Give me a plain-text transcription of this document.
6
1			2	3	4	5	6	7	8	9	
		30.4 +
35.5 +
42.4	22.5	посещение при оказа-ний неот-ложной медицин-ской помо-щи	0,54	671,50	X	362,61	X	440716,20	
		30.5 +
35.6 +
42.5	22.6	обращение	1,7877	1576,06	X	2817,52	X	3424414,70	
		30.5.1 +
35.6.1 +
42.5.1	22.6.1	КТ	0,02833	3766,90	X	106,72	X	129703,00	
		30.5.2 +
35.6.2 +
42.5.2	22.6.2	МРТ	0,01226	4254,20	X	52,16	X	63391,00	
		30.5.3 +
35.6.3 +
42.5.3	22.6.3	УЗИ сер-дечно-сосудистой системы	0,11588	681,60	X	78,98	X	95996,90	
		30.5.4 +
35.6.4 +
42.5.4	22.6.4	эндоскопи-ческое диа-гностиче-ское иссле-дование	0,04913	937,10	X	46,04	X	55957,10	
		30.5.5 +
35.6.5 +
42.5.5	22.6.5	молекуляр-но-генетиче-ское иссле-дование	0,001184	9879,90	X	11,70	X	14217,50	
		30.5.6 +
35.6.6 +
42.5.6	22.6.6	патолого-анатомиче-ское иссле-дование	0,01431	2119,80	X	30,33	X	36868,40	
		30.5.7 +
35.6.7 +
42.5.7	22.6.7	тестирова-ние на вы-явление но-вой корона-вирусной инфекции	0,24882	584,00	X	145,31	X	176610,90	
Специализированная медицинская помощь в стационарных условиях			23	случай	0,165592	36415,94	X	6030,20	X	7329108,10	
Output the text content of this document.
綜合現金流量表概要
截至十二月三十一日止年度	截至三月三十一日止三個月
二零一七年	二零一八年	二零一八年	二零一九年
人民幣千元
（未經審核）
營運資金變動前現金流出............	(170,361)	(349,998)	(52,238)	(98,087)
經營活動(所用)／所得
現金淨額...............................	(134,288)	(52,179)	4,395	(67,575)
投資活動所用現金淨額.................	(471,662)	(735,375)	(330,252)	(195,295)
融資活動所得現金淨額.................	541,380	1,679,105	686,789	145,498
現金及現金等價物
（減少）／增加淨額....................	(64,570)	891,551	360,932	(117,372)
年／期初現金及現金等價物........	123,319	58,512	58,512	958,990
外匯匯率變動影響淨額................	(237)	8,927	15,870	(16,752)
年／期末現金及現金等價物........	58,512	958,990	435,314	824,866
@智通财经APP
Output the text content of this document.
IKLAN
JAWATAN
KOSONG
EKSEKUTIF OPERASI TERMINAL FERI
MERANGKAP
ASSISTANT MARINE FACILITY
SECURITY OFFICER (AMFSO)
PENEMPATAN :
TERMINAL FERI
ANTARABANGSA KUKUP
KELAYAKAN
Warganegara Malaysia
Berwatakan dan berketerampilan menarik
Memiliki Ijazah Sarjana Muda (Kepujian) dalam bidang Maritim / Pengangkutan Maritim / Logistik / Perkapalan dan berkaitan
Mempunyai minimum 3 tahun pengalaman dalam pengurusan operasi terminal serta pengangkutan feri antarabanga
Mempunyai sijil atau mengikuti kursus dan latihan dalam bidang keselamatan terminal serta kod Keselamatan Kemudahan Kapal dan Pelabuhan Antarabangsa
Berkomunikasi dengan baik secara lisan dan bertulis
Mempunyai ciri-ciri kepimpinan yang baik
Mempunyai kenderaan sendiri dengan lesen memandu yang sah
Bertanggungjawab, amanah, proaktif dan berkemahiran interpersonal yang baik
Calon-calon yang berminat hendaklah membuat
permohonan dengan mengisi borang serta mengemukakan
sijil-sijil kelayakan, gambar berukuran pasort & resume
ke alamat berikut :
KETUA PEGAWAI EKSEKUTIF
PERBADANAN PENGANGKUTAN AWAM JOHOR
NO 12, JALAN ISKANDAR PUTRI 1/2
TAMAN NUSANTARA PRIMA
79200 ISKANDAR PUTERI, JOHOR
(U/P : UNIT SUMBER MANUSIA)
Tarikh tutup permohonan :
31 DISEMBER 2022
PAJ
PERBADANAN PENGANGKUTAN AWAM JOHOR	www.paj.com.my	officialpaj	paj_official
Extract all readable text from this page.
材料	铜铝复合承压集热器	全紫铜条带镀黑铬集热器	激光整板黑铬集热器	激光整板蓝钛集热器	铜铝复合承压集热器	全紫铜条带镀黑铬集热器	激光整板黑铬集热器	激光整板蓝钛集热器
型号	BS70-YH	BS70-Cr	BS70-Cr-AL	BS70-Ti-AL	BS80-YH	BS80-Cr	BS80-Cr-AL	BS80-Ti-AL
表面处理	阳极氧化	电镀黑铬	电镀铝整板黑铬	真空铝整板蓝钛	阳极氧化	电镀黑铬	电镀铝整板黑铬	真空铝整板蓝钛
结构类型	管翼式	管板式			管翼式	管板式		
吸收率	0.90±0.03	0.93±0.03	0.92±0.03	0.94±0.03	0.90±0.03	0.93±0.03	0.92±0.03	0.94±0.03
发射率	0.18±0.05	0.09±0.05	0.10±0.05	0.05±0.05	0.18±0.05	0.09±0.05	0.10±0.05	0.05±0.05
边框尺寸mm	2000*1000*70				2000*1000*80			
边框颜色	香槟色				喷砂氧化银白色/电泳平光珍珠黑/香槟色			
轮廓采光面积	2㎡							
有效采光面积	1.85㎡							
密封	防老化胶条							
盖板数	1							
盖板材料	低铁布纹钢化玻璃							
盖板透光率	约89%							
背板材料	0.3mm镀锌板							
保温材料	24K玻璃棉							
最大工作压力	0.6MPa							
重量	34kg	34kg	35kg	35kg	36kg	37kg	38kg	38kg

-*-*-

| WRITTEN PROBLEM |
Transcribe all of the lines in the records precisely.

| THE COMPLETED TASK |
Give me a plain-text transcription of this document.
6
1			2	3	4	5	6	7	8	9	
		30.4 +
35.5 +
42.4	22.5	посещение при оказа-ний неот-ложной медицин-ской помо-щи	0,54	671,50	X	362,61	X	440716,20	
		30.5 +
35.6 +
42.5	22.6	обращение	1,7877	1576,06	X	2817,52	X	3424414,70	
		30.5.1 +
35.6.1 +
42.5.1	22.6.1	КТ	0,02833	3766,90	X	106,72	X	129703,00	
		30.5.2 +
35.6.2 +
42.5.2	22.6.2	МРТ	0,01226	4254,20	X	52,16	X	63391,00	
		30.5.3 +
35.6.3 +
42.5.3	22.6.3	УЗИ сер-дечно-сосудистой системы	0,11588	681,60	X	78,98	X	95996,90	
		30.5.4 +
35.6.4 +
42.5.4	22.6.4	эндоскопи-ческое диа-гностиче-ское иссле-дование	0,04913	937,10	X	46,04	X	55957,10	
		30.5.5 +
35.6.5 +
42.5.5	22.6.5	молекуляр-но-генетиче-ское иссле-дование	0,001184	9879,90	X	11,70	X	14217,50	
		30.5.6 +
35.6.6 +
42.5.6	22.6.6	патолого-анатомиче-ское иссле-дование	0,01431	2119,80	X	30,33	X	36868,40	
		30.5.7 +
35.6.7 +
42.5.7	22.6.7	тестирова-ние на вы-явление но-вой корона-вирусной инфекции	0,24882	584,00	X	145,31	X	176610,90	
Специализированная медицинская помощь в стационарных условиях			23	случай	0,165592	36415,94	X	6030,20	X	7329108,10	
Output the text content of this document.
綜合現金流量表概要
截至十二月三十一日止年度	截至三月三十一日止三個月
二零一七年	二零一八年	二零一八年	二零一九年
人民幣千元
（未經審核）
營運資金變動前現金流出............	(170,361)	(349,998)	(52,238)	(98,087)
經營活動(所用)／所得
現金淨額...............................	(134,288)	(52,179)	4,395	(67,575)
投資活動所用現金淨額.................	(471,662)	(735,375)	(330,252)	(195,295)
融資活動所得現金淨額.................	541,380	1,679,105	686,789	145,498
現金及現金等價物
（減少）／增加淨額....................	(64,570)	891,551	360,932	(117,372)
年／期初現金及現金等價物........	123,319	58,512	58,512	958,990
外匯匯率變動影響淨額................	(237)	8,927	15,870	(16,752)
年／期末現金及現金等價物........	58,512	958,990	435,314	824,866
@智通财经APP
Output the text content of this document.
IKLAN
JAWATAN
KOSONG
EKSEKUTIF OPERASI TERMINAL FERI
MERANGKAP
ASSISTANT MARINE FACILITY
SECURITY OFFICER (AMFSO)
PENEMPATAN :
TERMINAL FERI
ANTARABANGSA KUKUP
KELAYAKAN
Warganegara Malaysia
Berwatakan dan berketerampilan menarik
Memiliki Ijazah Sarjana Muda (Kepujian) dalam bidang Maritim / Pengangkutan Maritim / Logistik / Perkapalan dan berkaitan
Mempunyai minimum 3 tahun pengalaman dalam pengurusan operasi terminal serta pengangkutan feri antarabanga
Mempunyai sijil atau mengikuti kursus dan latihan dalam bidang keselamatan terminal serta kod Keselamatan Kemudahan Kapal dan Pelabuhan Antarabangsa
Berkomunikasi dengan baik secara lisan dan bertulis
Mempunyai ciri-ciri kepimpinan yang baik
Mempunyai kenderaan sendiri dengan lesen memandu yang sah
Bertanggungjawab, amanah, proaktif dan berkemahiran interpersonal yang baik
Calon-calon yang berminat hendaklah membuat
permohonan dengan mengisi borang serta mengemukakan
sijil-sijil kelayakan, gambar berukuran pasort & resume
ke alamat berikut :
KETUA PEGAWAI EKSEKUTIF
PERBADANAN PENGANGKUTAN AWAM JOHOR
NO 12, JALAN ISKANDAR PUTRI 1/2
TAMAN NUSANTARA PRIMA
79200 ISKANDAR PUTERI, JOHOR
(U/P : UNIT SUMBER MANUSIA)
Tarikh tutup permohonan :
31 DISEMBER 2022
PAJ
PERBADANAN PENGANGKUTAN AWAM JOHOR	www.paj.com.my	officialpaj	paj_official
Extract all readable text from this page.
材料	铜铝复合承压集热器	全紫铜条带镀黑铬集热器	激光整板黑铬集热器	激光整板蓝钛集热器	铜铝复合承压集热器	全紫铜条带镀黑铬集热器	激光整板黑铬集热器	激光整板蓝钛集热器
型号	BS70-YH	BS70-Cr	BS70-Cr-AL	BS70-Ti-AL	BS80-YH	BS80-Cr	BS80-Cr-AL	BS80-Ti-AL
表面处理	阳极氧化	电镀黑铬	电镀铝整板黑铬	真空铝整板蓝钛	阳极氧化	电镀黑铬	电镀铝整板黑铬	真空铝整板蓝钛
结构类型	管翼式	管板式			管翼式	管板式		
吸收率	0.90±0.03	0.93±0.03	0.92±0.03	0.94±0.03	0.90±0.03	0.93±0.03	0.92±0.03	0.94±0.03
发射率	0.18±0.05	0.09±0.05	0.10±0.05	0.05±0.05	0.18±0.05	0.09±0.05	0.10±0.05	0.05±0.05
边框尺寸mm	2000*1000*70				2000*1000*80			
边框颜色	香槟色				喷砂氧化银白色/电泳平光珍珠黑/香槟色			
轮廓采光面积	2㎡							
有效采光面积	1.85㎡							
密封	防老化胶条							
盖板数	1							
盖板材料	低铁布纹钢化玻璃							
盖板透光率	约89%							
背板材料	0.3mm镀锌板							
保温材料	24K玻璃棉							
最大工作压力	0.6MPa							
重量	34kg	34kg	35kg	35kg	36kg	37kg	38kg	38kg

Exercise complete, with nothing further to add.